Stored records:
++++

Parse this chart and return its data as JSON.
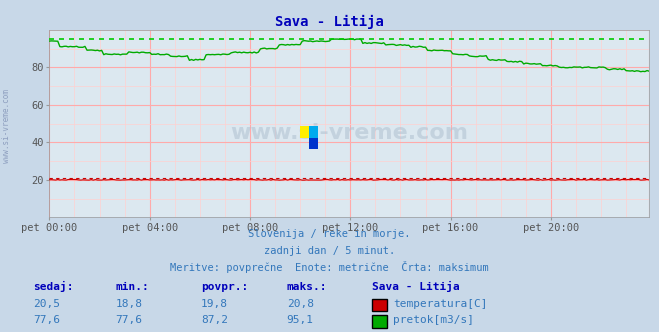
{
  "title": "Sava - Litija",
  "bg_color": "#c8d8e8",
  "plot_bg_color": "#dce8f0",
  "grid_color_major": "#ffaaaa",
  "grid_color_minor": "#ffd0d0",
  "xlabel_ticks": [
    "pet 00:00",
    "pet 04:00",
    "pet 08:00",
    "pet 12:00",
    "pet 16:00",
    "pet 20:00"
  ],
  "ylim": [
    0,
    100
  ],
  "yticks": [
    20,
    40,
    60,
    80
  ],
  "subtitle1": "Slovenija / reke in morje.",
  "subtitle2": "zadnji dan / 5 minut.",
  "subtitle3": "Meritve: povprečne  Enote: metrične  Črta: maksimum",
  "table_headers": [
    "sedaj:",
    "min.:",
    "povpr.:",
    "maks.:"
  ],
  "temp_row": [
    "20,5",
    "18,8",
    "19,8",
    "20,8"
  ],
  "flow_row": [
    "77,6",
    "77,6",
    "87,2",
    "95,1"
  ],
  "station_label": "Sava - Litija",
  "temp_label": "temperatura[C]",
  "flow_label": "pretok[m3/s]",
  "temp_color": "#cc0000",
  "flow_color": "#00aa00",
  "flow_max_dotted_color": "#00cc00",
  "temp_line_color": "#cc0000",
  "temp_max_dotted_color": "#cc0000",
  "watermark_text": "www.si-vreme.com",
  "n_points": 288,
  "flow_max": 95.1,
  "flow_min": 77.6,
  "temp_val": 20.0,
  "temp_max": 20.8
}
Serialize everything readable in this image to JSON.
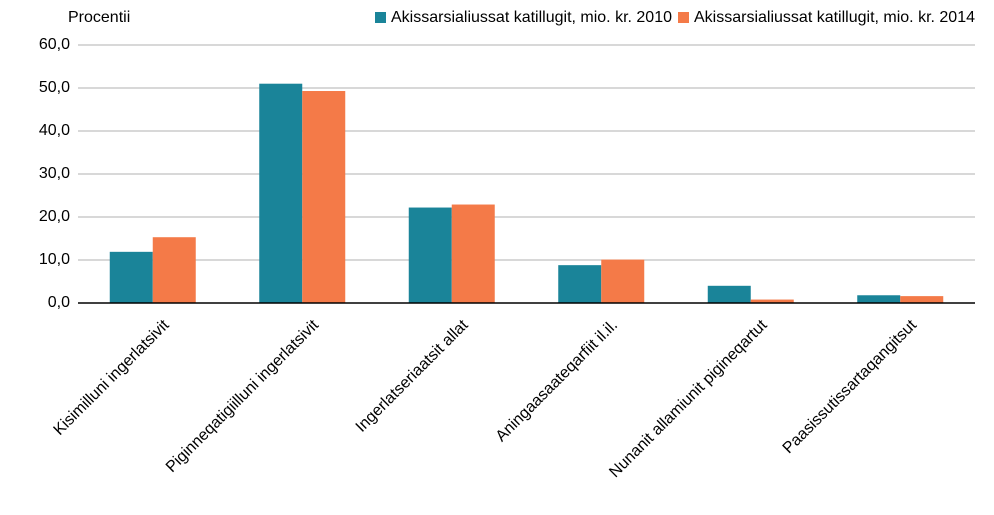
{
  "chart_data": {
    "type": "bar",
    "y_label": "Procentii",
    "categories": [
      "Kisimilluni ingerlatsivit",
      "Piginneqatigiilluni ingerlatsivit",
      "Ingerlatseriaatsit allat",
      "Aningaasaateqarfiit il.il.",
      "Nunanit allamiunit pigineqartut",
      "Paasissutissartaqangitsut"
    ],
    "series": [
      {
        "name": "Akissarsialiussat katillugit, mio. kr. 2010",
        "color": "#1a8499",
        "values": [
          11.9,
          51.0,
          22.2,
          8.8,
          4.0,
          1.8
        ]
      },
      {
        "name": "Akissarsialiussat katillugit, mio. kr. 2014",
        "color": "#f47a48",
        "values": [
          15.3,
          49.3,
          22.9,
          10.1,
          0.8,
          1.6
        ]
      }
    ],
    "ylim": [
      0,
      60
    ],
    "yticks": [
      {
        "value": 0,
        "label": "0,0"
      },
      {
        "value": 10,
        "label": "10,0"
      },
      {
        "value": 20,
        "label": "20,0"
      },
      {
        "value": 30,
        "label": "30,0"
      },
      {
        "value": 40,
        "label": "40,0"
      },
      {
        "value": 50,
        "label": "50,0"
      },
      {
        "value": 60,
        "label": "60,0"
      }
    ],
    "grid": true
  }
}
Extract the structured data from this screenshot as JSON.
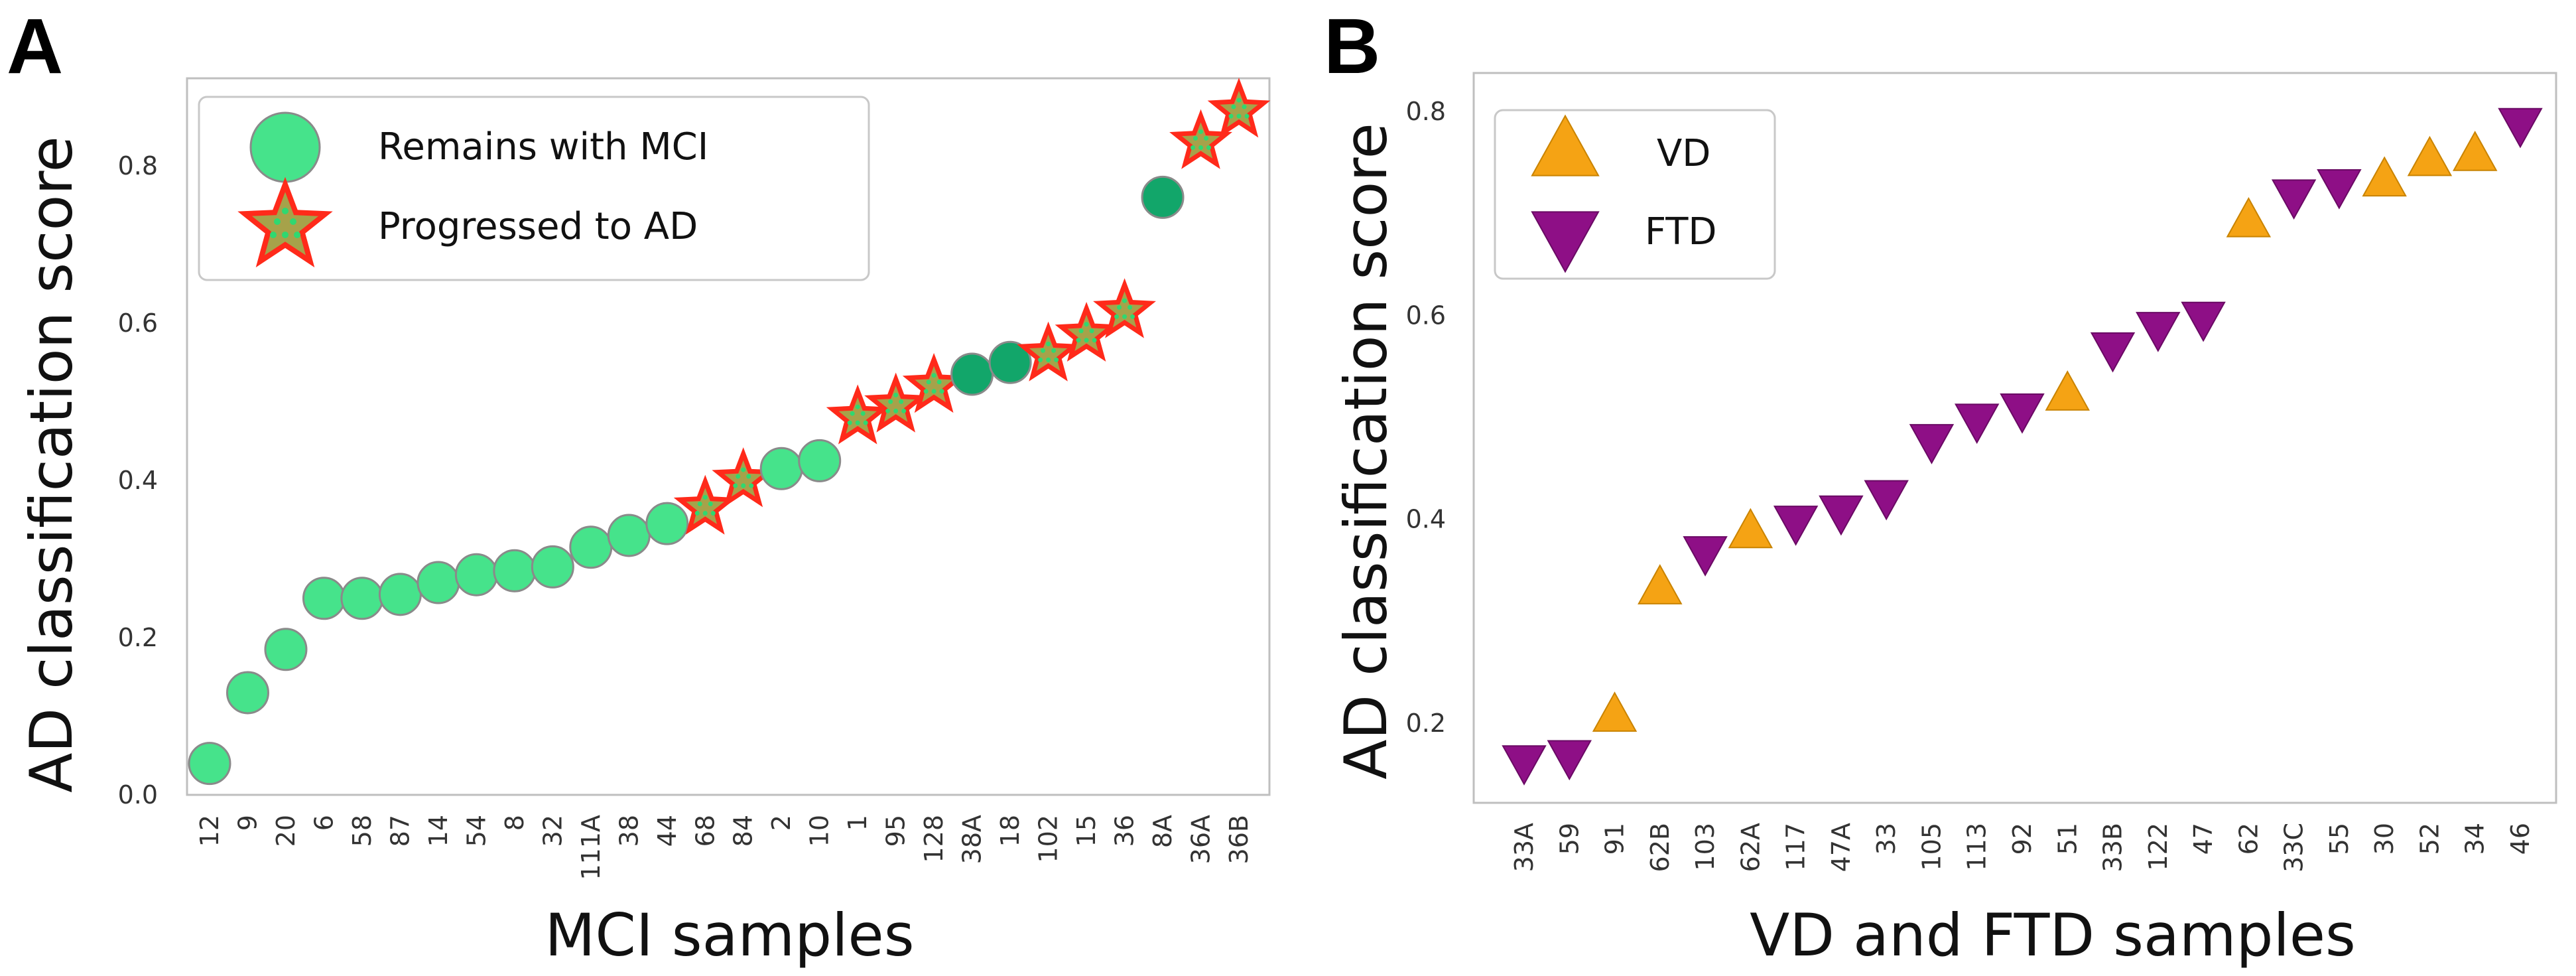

++++

Quote every entry exactly, with the pictures omitted.

■ **Reply**
Parse this chart and return its data as JSON.
{
  "title": "Sava - Litija",
  "bg_color": "#c8d8e8",
  "plot_bg_color": "#dce8f0",
  "grid_color_major": "#ffaaaa",
  "grid_color_minor": "#ffd0d0",
  "xlabel_ticks": [
    "pet 00:00",
    "pet 04:00",
    "pet 08:00",
    "pet 12:00",
    "pet 16:00",
    "pet 20:00"
  ],
  "ylim": [
    0,
    100
  ],
  "yticks": [
    20,
    40,
    60,
    80
  ],
  "subtitle1": "Slovenija / reke in morje.",
  "subtitle2": "zadnji dan / 5 minut.",
  "subtitle3": "Meritve: povprečne  Enote: metrične  Črta: maksimum",
  "table_headers": [
    "sedaj:",
    "min.:",
    "povpr.:",
    "maks.:"
  ],
  "temp_row": [
    "20,5",
    "18,8",
    "19,8",
    "20,8"
  ],
  "flow_row": [
    "77,6",
    "77,6",
    "87,2",
    "95,1"
  ],
  "station_label": "Sava - Litija",
  "temp_label": "temperatura[C]",
  "flow_label": "pretok[m3/s]",
  "temp_color": "#cc0000",
  "flow_color": "#00aa00",
  "flow_max_dotted_color": "#00cc00",
  "temp_line_color": "#cc0000",
  "temp_max_dotted_color": "#cc0000",
  "watermark_text": "www.si-vreme.com",
  "n_points": 288,
  "flow_max": 95.1,
  "flow_min": 77.6,
  "temp_val": 20.0,
  "temp_max": 20.8
}
Serialize everything readable in this image to JSON.
{
  "chart_data": {
    "type": "bar",
    "y_label": "Procentii",
    "categories": [
      "Kisimilluni ingerlatsivit",
      "Piginneqatigiilluni ingerlatsivit",
      "Ingerlatseriaatsit allat",
      "Aningaasaateqarfiit il.il.",
      "Nunanit allamiunit pigineqartut",
      "Paasissutissartaqangitsut"
    ],
    "series": [
      {
        "name": "Akissarsialiussat katillugit, mio. kr. 2010",
        "color": "#1a8499",
        "values": [
          11.9,
          51.0,
          22.2,
          8.8,
          4.0,
          1.8
        ]
      },
      {
        "name": "Akissarsialiussat katillugit, mio. kr. 2014",
        "color": "#f47a48",
        "values": [
          15.3,
          49.3,
          22.9,
          10.1,
          0.8,
          1.6
        ]
      }
    ],
    "ylim": [
      0,
      60
    ],
    "yticks": [
      {
        "value": 0,
        "label": "0,0"
      },
      {
        "value": 10,
        "label": "10,0"
      },
      {
        "value": 20,
        "label": "20,0"
      },
      {
        "value": 30,
        "label": "30,0"
      },
      {
        "value": 40,
        "label": "40,0"
      },
      {
        "value": 50,
        "label": "50,0"
      },
      {
        "value": 60,
        "label": "60,0"
      }
    ],
    "grid": true
  }
}
Extract the structured data from this screenshot as JSON.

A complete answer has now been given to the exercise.